Search the records that follow and extract every line containing the string "jsou".

─── DATA LISTING

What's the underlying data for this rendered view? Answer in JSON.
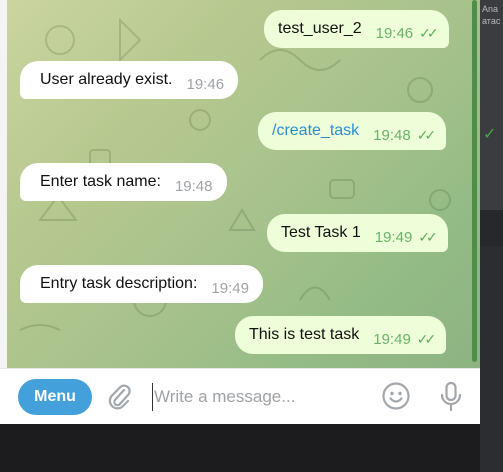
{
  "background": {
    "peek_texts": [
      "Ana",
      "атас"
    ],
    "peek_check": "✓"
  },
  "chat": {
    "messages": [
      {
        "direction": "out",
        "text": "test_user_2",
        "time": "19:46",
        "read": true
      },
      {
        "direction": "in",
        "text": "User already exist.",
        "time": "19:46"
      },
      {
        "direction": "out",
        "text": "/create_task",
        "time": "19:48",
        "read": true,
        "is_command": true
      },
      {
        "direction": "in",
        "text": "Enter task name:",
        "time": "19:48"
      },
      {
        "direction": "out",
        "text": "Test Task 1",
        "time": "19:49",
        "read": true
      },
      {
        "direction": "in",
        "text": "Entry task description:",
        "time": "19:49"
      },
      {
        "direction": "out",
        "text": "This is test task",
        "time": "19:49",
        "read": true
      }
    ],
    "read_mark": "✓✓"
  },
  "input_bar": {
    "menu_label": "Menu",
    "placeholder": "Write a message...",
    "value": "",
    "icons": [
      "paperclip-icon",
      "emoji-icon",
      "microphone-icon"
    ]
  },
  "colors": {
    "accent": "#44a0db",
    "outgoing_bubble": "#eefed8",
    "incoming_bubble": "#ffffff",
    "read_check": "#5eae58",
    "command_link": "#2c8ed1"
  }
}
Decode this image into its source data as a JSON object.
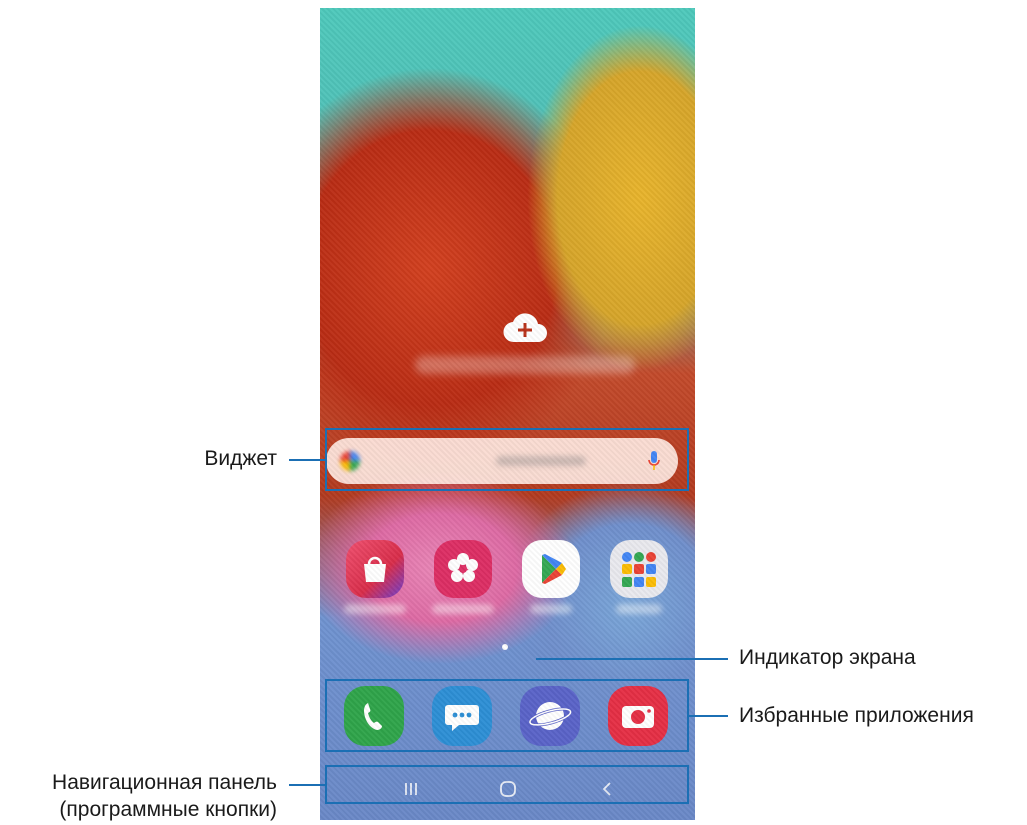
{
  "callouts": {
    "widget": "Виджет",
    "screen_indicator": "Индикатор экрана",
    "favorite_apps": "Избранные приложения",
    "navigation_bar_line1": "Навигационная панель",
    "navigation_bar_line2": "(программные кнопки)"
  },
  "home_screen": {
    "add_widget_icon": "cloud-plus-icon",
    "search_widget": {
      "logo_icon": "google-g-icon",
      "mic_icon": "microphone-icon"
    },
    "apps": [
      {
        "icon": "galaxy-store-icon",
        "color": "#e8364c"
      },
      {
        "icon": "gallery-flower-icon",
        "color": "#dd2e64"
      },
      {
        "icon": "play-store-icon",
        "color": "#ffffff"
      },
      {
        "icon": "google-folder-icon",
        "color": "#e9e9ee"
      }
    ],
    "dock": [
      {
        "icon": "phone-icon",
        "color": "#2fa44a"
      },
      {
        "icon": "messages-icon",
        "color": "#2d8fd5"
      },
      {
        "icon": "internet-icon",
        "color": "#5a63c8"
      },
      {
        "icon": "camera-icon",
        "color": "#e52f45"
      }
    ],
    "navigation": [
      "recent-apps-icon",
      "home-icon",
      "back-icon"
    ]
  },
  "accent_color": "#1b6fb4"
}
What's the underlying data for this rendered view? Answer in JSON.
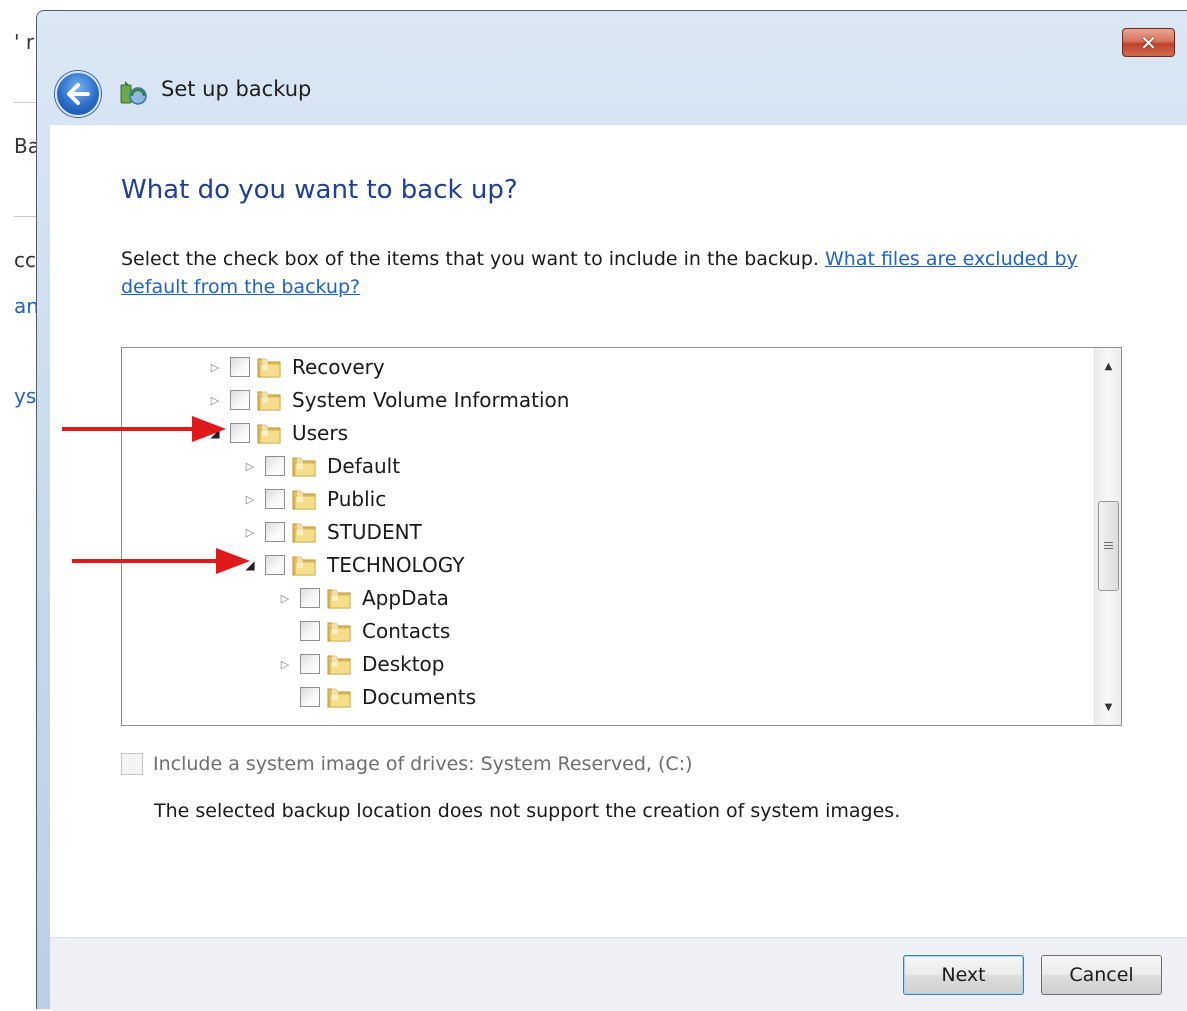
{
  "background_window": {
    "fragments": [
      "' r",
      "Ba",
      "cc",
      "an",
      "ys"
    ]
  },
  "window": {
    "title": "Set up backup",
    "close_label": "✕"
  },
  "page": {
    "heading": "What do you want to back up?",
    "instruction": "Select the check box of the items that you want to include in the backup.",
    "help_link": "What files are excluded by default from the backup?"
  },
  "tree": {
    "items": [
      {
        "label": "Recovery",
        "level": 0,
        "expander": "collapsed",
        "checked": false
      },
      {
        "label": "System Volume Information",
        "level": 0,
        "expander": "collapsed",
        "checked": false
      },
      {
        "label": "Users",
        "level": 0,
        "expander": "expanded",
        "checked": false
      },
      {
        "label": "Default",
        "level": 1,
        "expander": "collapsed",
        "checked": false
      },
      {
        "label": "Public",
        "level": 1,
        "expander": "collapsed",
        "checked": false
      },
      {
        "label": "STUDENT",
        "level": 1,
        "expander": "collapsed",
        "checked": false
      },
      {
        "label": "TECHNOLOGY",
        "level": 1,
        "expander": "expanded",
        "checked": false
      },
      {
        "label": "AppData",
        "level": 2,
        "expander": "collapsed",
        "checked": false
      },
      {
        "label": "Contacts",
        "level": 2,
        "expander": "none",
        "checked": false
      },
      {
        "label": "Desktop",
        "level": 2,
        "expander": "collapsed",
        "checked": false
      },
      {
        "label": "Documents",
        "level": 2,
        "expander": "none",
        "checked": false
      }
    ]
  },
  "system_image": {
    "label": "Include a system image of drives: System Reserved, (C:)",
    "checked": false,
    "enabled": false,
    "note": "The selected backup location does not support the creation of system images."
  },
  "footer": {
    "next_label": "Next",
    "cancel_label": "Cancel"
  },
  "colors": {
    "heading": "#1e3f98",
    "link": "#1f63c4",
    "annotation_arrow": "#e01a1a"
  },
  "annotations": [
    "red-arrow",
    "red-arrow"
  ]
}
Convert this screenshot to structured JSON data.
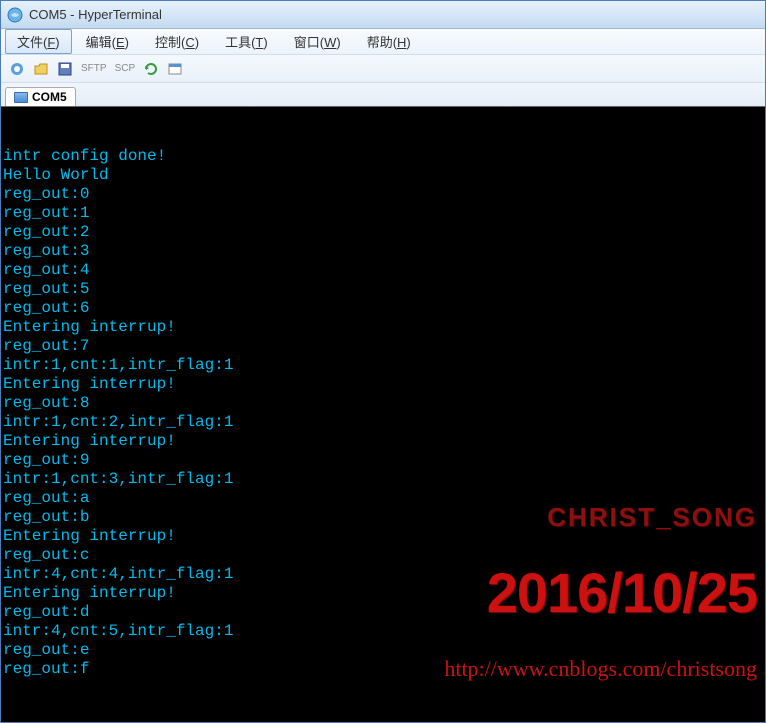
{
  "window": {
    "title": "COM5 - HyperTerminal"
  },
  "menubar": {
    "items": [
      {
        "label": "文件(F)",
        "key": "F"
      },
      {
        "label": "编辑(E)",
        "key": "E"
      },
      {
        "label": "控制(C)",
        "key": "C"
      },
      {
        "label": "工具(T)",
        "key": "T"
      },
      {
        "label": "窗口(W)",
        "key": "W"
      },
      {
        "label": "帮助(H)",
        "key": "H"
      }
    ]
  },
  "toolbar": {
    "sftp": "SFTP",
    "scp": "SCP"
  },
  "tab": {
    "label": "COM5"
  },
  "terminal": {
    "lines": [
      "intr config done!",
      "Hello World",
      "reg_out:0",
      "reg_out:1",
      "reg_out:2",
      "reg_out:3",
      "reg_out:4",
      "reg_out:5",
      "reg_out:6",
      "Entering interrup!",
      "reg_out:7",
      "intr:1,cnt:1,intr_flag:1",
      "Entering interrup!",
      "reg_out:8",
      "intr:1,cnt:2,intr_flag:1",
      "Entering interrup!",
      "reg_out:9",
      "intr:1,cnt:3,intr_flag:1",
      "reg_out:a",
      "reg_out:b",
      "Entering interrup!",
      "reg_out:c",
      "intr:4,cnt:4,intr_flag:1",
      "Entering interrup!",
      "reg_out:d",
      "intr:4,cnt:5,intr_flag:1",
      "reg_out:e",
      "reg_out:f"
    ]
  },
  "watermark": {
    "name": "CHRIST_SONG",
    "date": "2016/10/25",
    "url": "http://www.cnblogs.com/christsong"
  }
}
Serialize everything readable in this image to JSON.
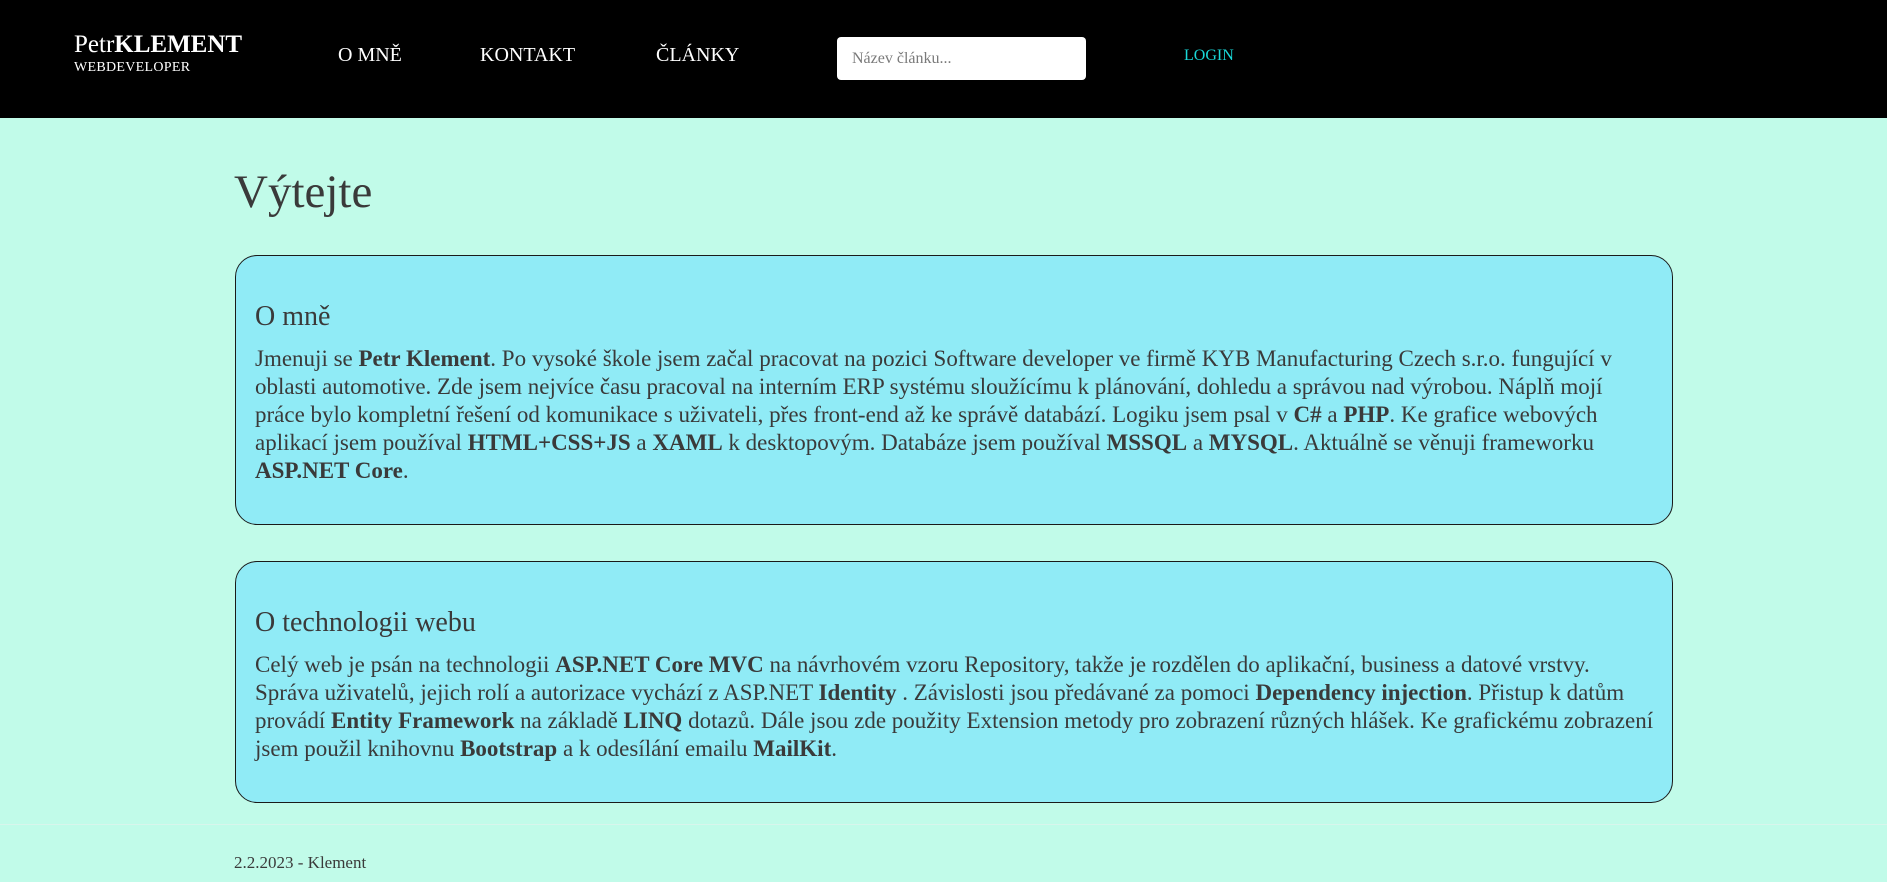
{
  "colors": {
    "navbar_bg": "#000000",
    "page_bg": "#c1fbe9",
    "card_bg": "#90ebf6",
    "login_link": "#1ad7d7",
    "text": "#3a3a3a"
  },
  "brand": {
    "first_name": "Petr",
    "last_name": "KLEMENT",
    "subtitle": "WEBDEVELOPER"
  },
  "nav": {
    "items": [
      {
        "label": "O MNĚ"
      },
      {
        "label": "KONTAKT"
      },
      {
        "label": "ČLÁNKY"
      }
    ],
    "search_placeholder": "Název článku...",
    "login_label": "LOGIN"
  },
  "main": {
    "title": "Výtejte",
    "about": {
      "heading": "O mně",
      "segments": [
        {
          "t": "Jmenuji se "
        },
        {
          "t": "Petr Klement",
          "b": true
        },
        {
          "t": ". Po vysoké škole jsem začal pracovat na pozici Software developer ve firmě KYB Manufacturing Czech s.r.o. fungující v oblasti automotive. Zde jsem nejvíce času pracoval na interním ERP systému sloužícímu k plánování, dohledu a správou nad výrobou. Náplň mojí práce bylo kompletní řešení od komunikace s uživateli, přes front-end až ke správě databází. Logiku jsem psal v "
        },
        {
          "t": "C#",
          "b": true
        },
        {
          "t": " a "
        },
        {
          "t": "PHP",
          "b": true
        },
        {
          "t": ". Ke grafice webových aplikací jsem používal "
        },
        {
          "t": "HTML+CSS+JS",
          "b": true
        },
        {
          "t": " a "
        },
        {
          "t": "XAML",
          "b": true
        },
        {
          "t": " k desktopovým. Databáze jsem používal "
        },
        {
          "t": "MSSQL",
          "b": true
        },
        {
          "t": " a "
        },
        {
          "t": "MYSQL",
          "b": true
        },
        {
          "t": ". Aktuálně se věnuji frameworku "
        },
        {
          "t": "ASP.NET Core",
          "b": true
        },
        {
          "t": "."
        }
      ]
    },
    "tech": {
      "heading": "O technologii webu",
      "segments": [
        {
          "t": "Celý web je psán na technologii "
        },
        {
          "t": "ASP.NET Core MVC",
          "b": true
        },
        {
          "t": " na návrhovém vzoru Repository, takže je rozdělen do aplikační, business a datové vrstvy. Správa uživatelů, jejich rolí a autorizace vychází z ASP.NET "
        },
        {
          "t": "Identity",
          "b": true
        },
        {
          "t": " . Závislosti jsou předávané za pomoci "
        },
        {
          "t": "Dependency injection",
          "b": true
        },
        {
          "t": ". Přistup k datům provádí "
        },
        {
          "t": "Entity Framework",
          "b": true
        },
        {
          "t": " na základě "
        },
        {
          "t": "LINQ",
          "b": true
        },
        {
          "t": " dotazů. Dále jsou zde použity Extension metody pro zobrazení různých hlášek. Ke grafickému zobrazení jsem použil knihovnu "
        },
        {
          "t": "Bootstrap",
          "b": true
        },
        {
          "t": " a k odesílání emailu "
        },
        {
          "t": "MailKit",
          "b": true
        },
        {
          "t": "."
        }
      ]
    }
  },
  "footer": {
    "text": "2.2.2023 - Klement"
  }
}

──────

◆ SOLVED EXERCISE ◆
          "t": " . Závislosti jsou předávané za pomoci "
          "t": " dotazů. Dále jsou zde použity Extension metody pro zobrazení různých hlášek. Ke grafickému zobrazení jsem použil knihovnu "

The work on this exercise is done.